◆ Goal of the exercise:
For the data below, work out how many lines include the string "Walls" and report only the number.

[Stored data entries]
+---+
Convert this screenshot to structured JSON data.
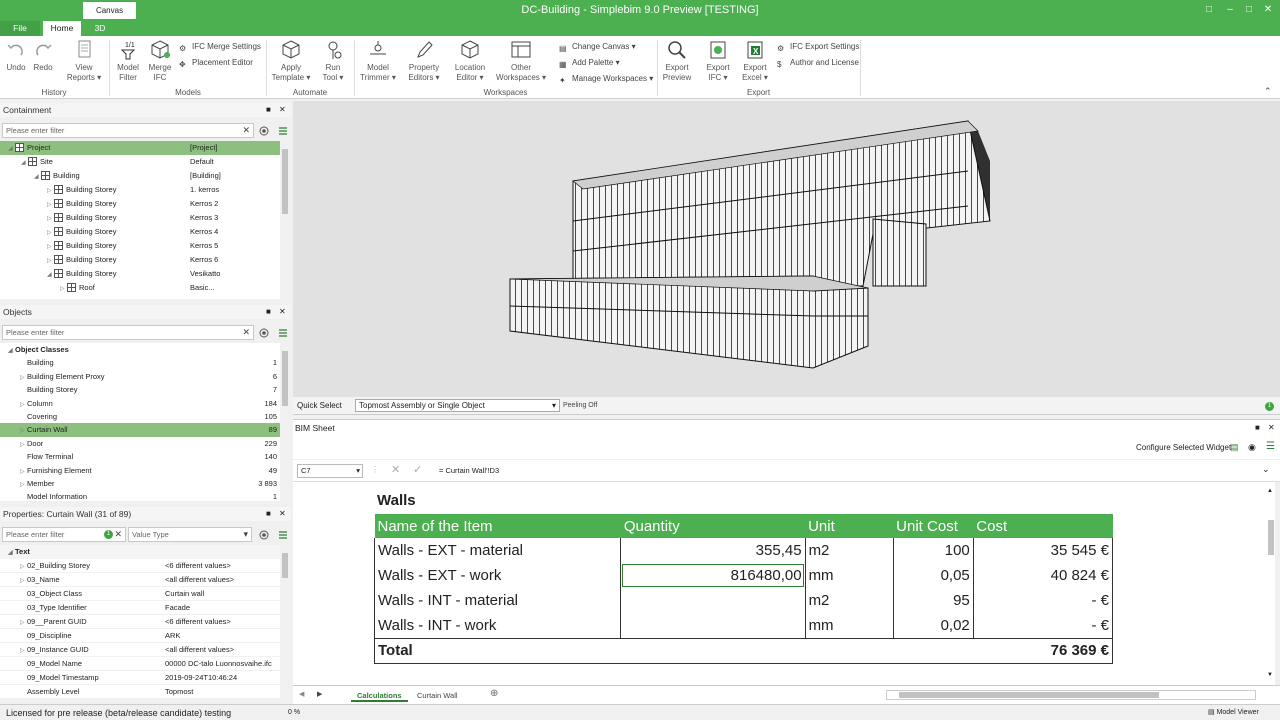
{
  "window": {
    "title": "DC-Building - Simplebim 9.0 Preview [TESTING]",
    "context_tab": "Canvas"
  },
  "ribbon_tabs": [
    "File",
    "Home",
    "3D"
  ],
  "ribbon": {
    "undo": "Undo",
    "redo": "Redo",
    "view_reports": [
      "View",
      "Reports ▾"
    ],
    "model_filter": [
      "Model",
      "Filter"
    ],
    "merge_ifc": [
      "Merge",
      "IFC"
    ],
    "ifc_merge_settings": "IFC Merge Settings",
    "placement_editor": "Placement Editor",
    "apply_template": [
      "Apply",
      "Template ▾"
    ],
    "run_tool": [
      "Run",
      "Tool ▾"
    ],
    "model_trimmer": [
      "Model",
      "Trimmer ▾"
    ],
    "property_editors": [
      "Property",
      "Editors ▾"
    ],
    "location_editor": [
      "Location",
      "Editor ▾"
    ],
    "other_workspaces": [
      "Other",
      "Workspaces ▾"
    ],
    "change_canvas": "Change Canvas ▾",
    "add_palette": "Add Palette ▾",
    "manage_workspaces": "Manage Workspaces ▾",
    "export_preview": [
      "Export",
      "Preview"
    ],
    "export_ifc": [
      "Export",
      "IFC ▾"
    ],
    "export_excel": [
      "Export",
      "Excel ▾"
    ],
    "ifc_export_settings": "IFC Export Settings",
    "author_license": "Author and License",
    "groups": [
      "History",
      "Models",
      "Automate",
      "Workspaces",
      "Export"
    ]
  },
  "containment": {
    "title": "Containment",
    "filter_placeholder": "Please enter filter",
    "rows": [
      {
        "name": "Project",
        "value": "[Project]",
        "indent": 0,
        "tri": "◢"
      },
      {
        "name": "Site",
        "value": "Default",
        "indent": 1,
        "tri": "◢"
      },
      {
        "name": "Building",
        "value": "[Building]",
        "indent": 2,
        "tri": "◢"
      },
      {
        "name": "Building Storey",
        "value": "1. kerros",
        "indent": 3,
        "tri": "▷"
      },
      {
        "name": "Building Storey",
        "value": "Kerros 2",
        "indent": 3,
        "tri": "▷"
      },
      {
        "name": "Building Storey",
        "value": "Kerros 3",
        "indent": 3,
        "tri": "▷"
      },
      {
        "name": "Building Storey",
        "value": "Kerros 4",
        "indent": 3,
        "tri": "▷"
      },
      {
        "name": "Building Storey",
        "value": "Kerros 5",
        "indent": 3,
        "tri": "▷"
      },
      {
        "name": "Building Storey",
        "value": "Kerros 6",
        "indent": 3,
        "tri": "▷"
      },
      {
        "name": "Building Storey",
        "value": "Vesikatto",
        "indent": 3,
        "tri": "◢"
      },
      {
        "name": "Roof",
        "value": "Basic...",
        "indent": 4,
        "tri": "▷"
      }
    ]
  },
  "objects": {
    "title": "Objects",
    "filter_placeholder": "Please enter filter",
    "header": "Object Classes",
    "rows": [
      {
        "name": "Building",
        "count": "1",
        "tri": ""
      },
      {
        "name": "Building Element Proxy",
        "count": "6",
        "tri": "▷"
      },
      {
        "name": "Building Storey",
        "count": "7",
        "tri": ""
      },
      {
        "name": "Column",
        "count": "184",
        "tri": "▷"
      },
      {
        "name": "Covering",
        "count": "105",
        "tri": ""
      },
      {
        "name": "Curtain Wall",
        "count": "89",
        "tri": "▷"
      },
      {
        "name": "Door",
        "count": "229",
        "tri": "▷"
      },
      {
        "name": "Flow Terminal",
        "count": "140",
        "tri": ""
      },
      {
        "name": "Furnishing Element",
        "count": "49",
        "tri": "▷"
      },
      {
        "name": "Member",
        "count": "3 893",
        "tri": "▷"
      },
      {
        "name": "Model Information",
        "count": "1",
        "tri": ""
      }
    ]
  },
  "properties": {
    "title": "Properties: Curtain Wall (31 of 89)",
    "filter_placeholder": "Please enter filter",
    "filter_badge": "1",
    "value_type": "Value Type",
    "section": "Text",
    "rows": [
      {
        "name": "02_Building Storey",
        "value": "<6 different values>",
        "tri": "▷"
      },
      {
        "name": "03_Name",
        "value": "<all different values>",
        "tri": "▷"
      },
      {
        "name": "03_Object Class",
        "value": "Curtain wall",
        "tri": ""
      },
      {
        "name": "03_Type Identifier",
        "value": "Facade",
        "tri": ""
      },
      {
        "name": "09__Parent GUID",
        "value": "<6 different values>",
        "tri": "▷"
      },
      {
        "name": "09_Discipline",
        "value": "ARK",
        "tri": ""
      },
      {
        "name": "09_Instance GUID",
        "value": "<all different values>",
        "tri": "▷"
      },
      {
        "name": "09_Model Name",
        "value": "00000 DC-talo Luonnosvaihe.ifc",
        "tri": ""
      },
      {
        "name": "09_Model Timestamp",
        "value": "2019-09-24T10:46:24",
        "tri": ""
      },
      {
        "name": "Assembly Level",
        "value": "Topmost",
        "tri": ""
      }
    ]
  },
  "quick_select": {
    "label": "Quick Select",
    "value": "Topmost Assembly or Single Object",
    "peeling": "Peeling Off",
    "badge": "1"
  },
  "bim_sheet": {
    "title": "BIM Sheet",
    "configure": "Configure Selected Widget",
    "cell_ref": "C7",
    "formula": "= Curtain Wall'!D3",
    "heading": "Walls",
    "columns": [
      "Name of the Item",
      "Quantity",
      "Unit",
      "Unit Cost",
      "Cost"
    ],
    "rows": [
      [
        "Walls - EXT - material",
        "355,45",
        "m2",
        "100",
        "35 545 €"
      ],
      [
        "Walls - EXT - work",
        "816480,00",
        "mm",
        "0,05",
        "40 824 €"
      ],
      [
        "Walls - INT - material",
        "",
        "m2",
        "95",
        "- €"
      ],
      [
        "Walls - INT - work",
        "",
        "mm",
        "0,02",
        "- €"
      ]
    ],
    "total_label": "Total",
    "total_value": "76 369 €",
    "sheet_tabs": [
      "Calculations",
      "Curtain Wall"
    ]
  },
  "status": {
    "license": "Licensed for pre release (beta/release candidate) testing",
    "progress": "0 %",
    "model_viewer": "Model Viewer"
  },
  "colors": {
    "accent": "#4caf50",
    "selection": "#8dc07f"
  }
}
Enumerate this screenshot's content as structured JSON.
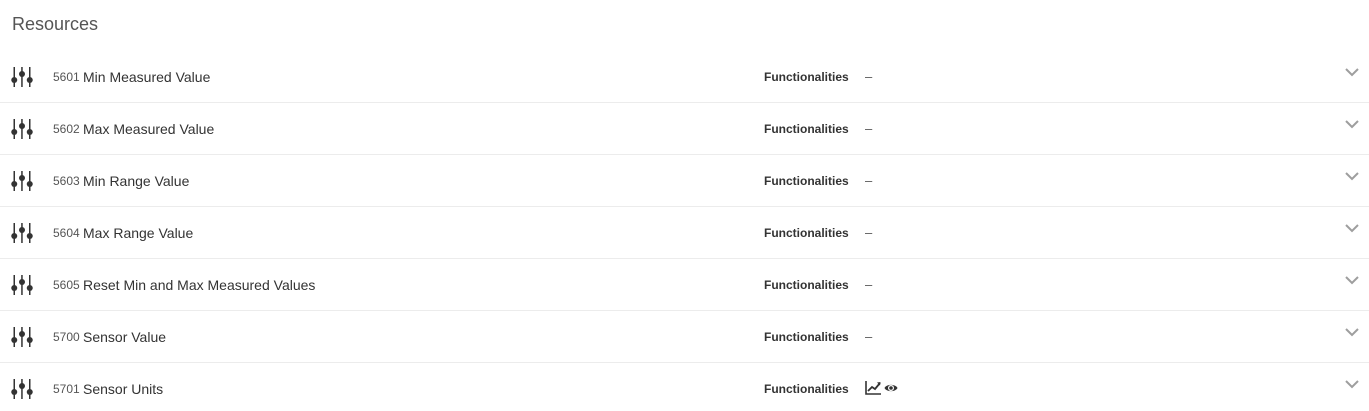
{
  "section": {
    "title": "Resources"
  },
  "functionalities_label": "Functionalities",
  "resources": [
    {
      "id": "5601",
      "name": "Min Measured Value",
      "functionalities": "–"
    },
    {
      "id": "5602",
      "name": "Max Measured Value",
      "functionalities": "–"
    },
    {
      "id": "5603",
      "name": "Min Range Value",
      "functionalities": "–"
    },
    {
      "id": "5604",
      "name": "Max Range Value",
      "functionalities": "–"
    },
    {
      "id": "5605",
      "name": "Reset Min and Max Measured Values",
      "functionalities": "–"
    },
    {
      "id": "5700",
      "name": "Sensor Value",
      "functionalities": "–"
    },
    {
      "id": "5701",
      "name": "Sensor Units",
      "functionalities": "",
      "functionality_icons": [
        "line-chart-icon",
        "eye-icon"
      ]
    }
  ],
  "icons": {
    "row_icon": "sliders-icon",
    "expand_icon": "chevron-down-icon"
  },
  "colors": {
    "text": "#333333",
    "muted": "#555555",
    "divider": "#ececec",
    "chevron": "#9e9e9e"
  }
}
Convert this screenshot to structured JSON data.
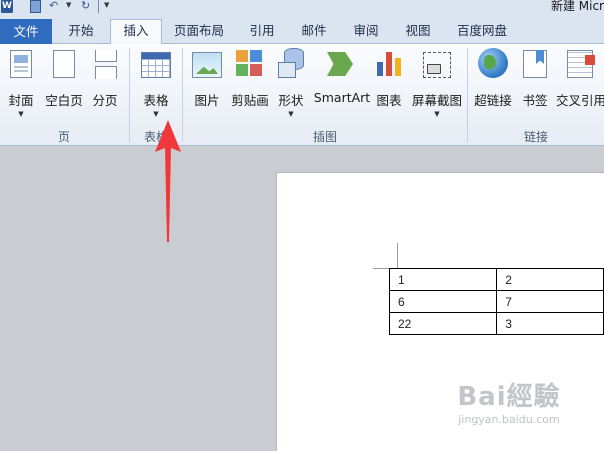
+---+
◆ Solution below:
5